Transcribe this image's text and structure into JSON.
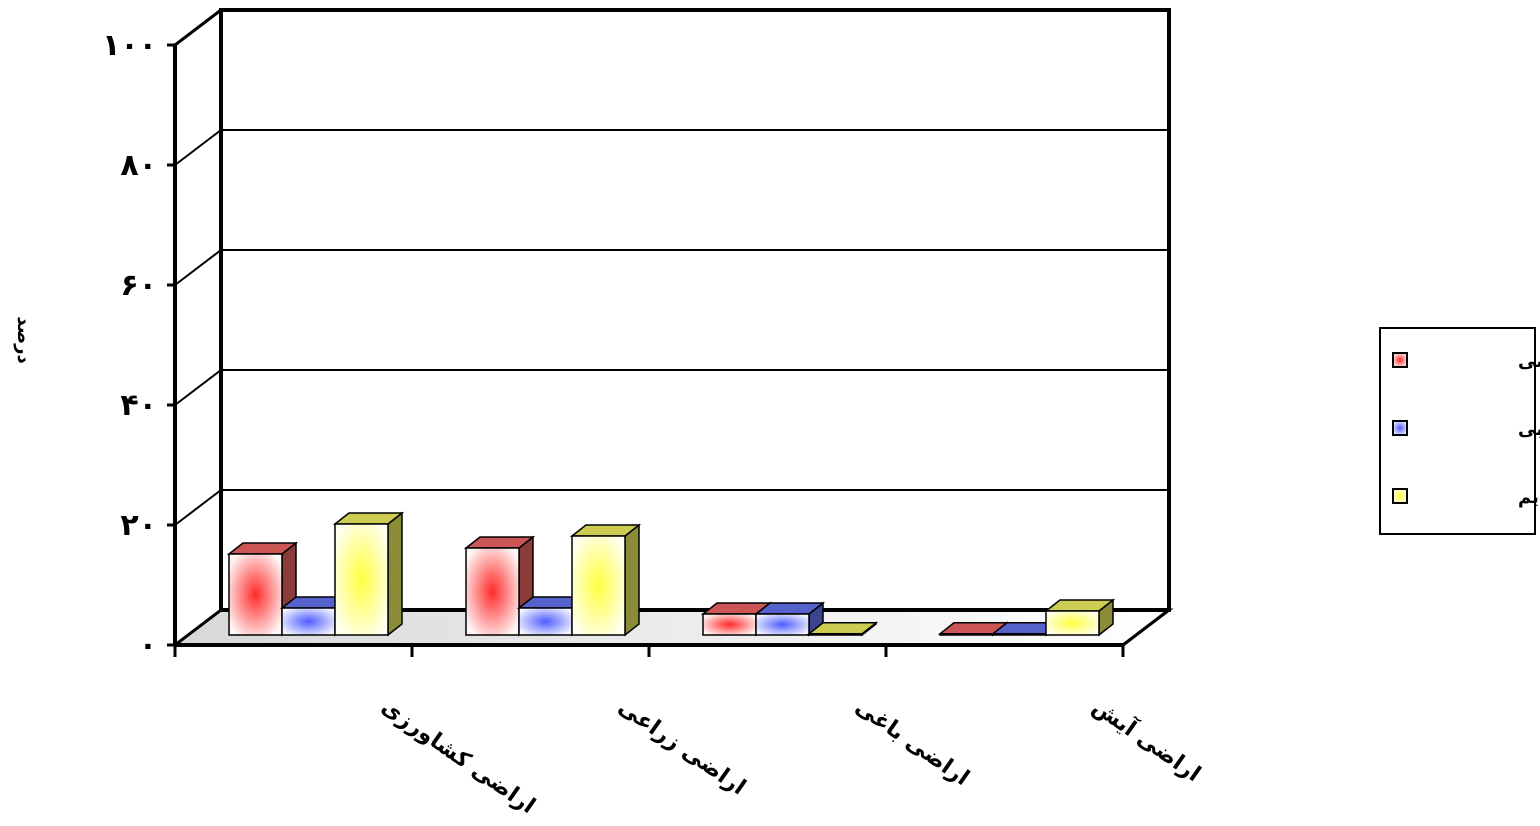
{
  "chart_data": {
    "type": "bar",
    "style": "3d-clustered",
    "ylabel": "درصد",
    "ylim": [
      0,
      100
    ],
    "yticks": [
      "۰",
      "۲۰",
      "۴۰",
      "۶۰",
      "۸۰",
      "۱۰۰"
    ],
    "grid": true,
    "legend_position": "right",
    "categories": [
      "اراضی کشاورزی",
      "اراضی زراعی",
      "اراضی باغی",
      "اراضی آیش"
    ],
    "series": [
      {
        "name": "کل اراضی",
        "color": "#ff6b6b",
        "values": [
          13.5,
          14.5,
          3.5,
          0.2
        ]
      },
      {
        "name": "اراضی آبی",
        "color": "#6b7bff",
        "values": [
          4.5,
          4.5,
          3.5,
          0.2
        ]
      },
      {
        "name": "اراضی دیم",
        "color": "#ffff66",
        "values": [
          18.5,
          16.5,
          0.2,
          4
        ]
      }
    ]
  }
}
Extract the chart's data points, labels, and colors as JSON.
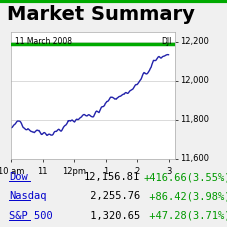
{
  "title": "Market Summary",
  "chart_date": "11 March 2008",
  "chart_label": "DJI",
  "background_color": "#f0f0f0",
  "chart_bg_color": "#ffffff",
  "header_bg": "#e8e8e8",
  "ylim": [
    11600,
    12250
  ],
  "yticks": [
    11600,
    11800,
    12000,
    12200
  ],
  "xtick_labels": [
    "10 am",
    "11",
    "12pm",
    "1",
    "2",
    "3"
  ],
  "green_line_y": 12200,
  "indices": [
    {
      "name": "Dow",
      "value": "12,156.81",
      "change": "+416.66(3.55%)",
      "link_color": "#0000cc",
      "change_color": "#009900"
    },
    {
      "name": "Nasdaq",
      "value": " 2,255.76",
      "change": " +86.42(3.98%)",
      "link_color": "#0000cc",
      "change_color": "#009900"
    },
    {
      "name": "S&P 500",
      "value": " 1,320.65",
      "change": " +47.28(3.71%)",
      "link_color": "#0000cc",
      "change_color": "#009900"
    }
  ],
  "line_color": "#2222aa",
  "line_width": 1.0,
  "grid_color": "#cccccc",
  "title_fontsize": 14,
  "axis_fontsize": 6,
  "index_fontsize": 7.5
}
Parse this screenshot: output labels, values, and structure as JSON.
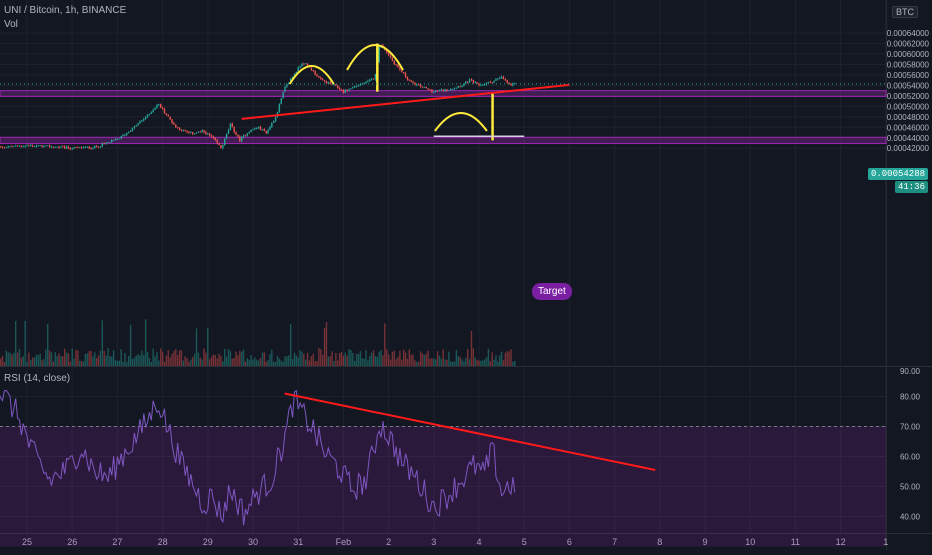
..........
→ **SET EXERCISE**: Identify each line of the material where the word "اراضی" shows up, and copy it.

→ **SOLUTION**:
      "اراضی کشاورزی",
      "اراضی زراعی",
      "اراضی باغی",
      "اراضی آیش"
        "name": "کل اراضی",
        "name": "اراضی آبی",
        "name": "اراضی دیم",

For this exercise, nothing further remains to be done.